**WHAT NEEDS TO BE DONE:** From the listing below, pick out each line with the word "will".

-- begin ENTRIES SUPPLIED --

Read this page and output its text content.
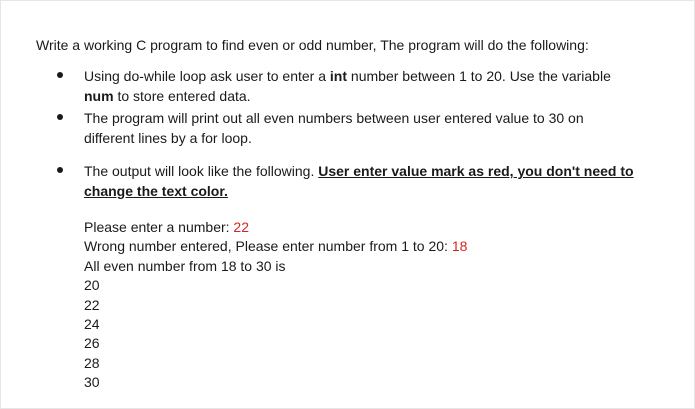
Write a working C program to find even or odd number, The program will do the following:
Using do-while loop ask user to enter a int number between 1 to 20. Use the variable
num to store entered data.
The program will print out all even numbers between user entered value to 30 on different lines by a for loop.
The output will look like the following. User enter value mark as red, you don't need to change the text color.
Please enter a number: 22
Wrong number entered, Please enter number from 1 to 20: 18
All even number from 18 to 30 is
20
22
24
26
28
30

-- end ENTRIES SUPPLIED --

**SOLUTION BELOW:**
Write a working C program to find even or odd number, The program will do the following:
The program will print out all even numbers between user entered value to 30 on different lines by a for loop.
The output will look like the following. User enter value mark as red, you don't need to change the text color.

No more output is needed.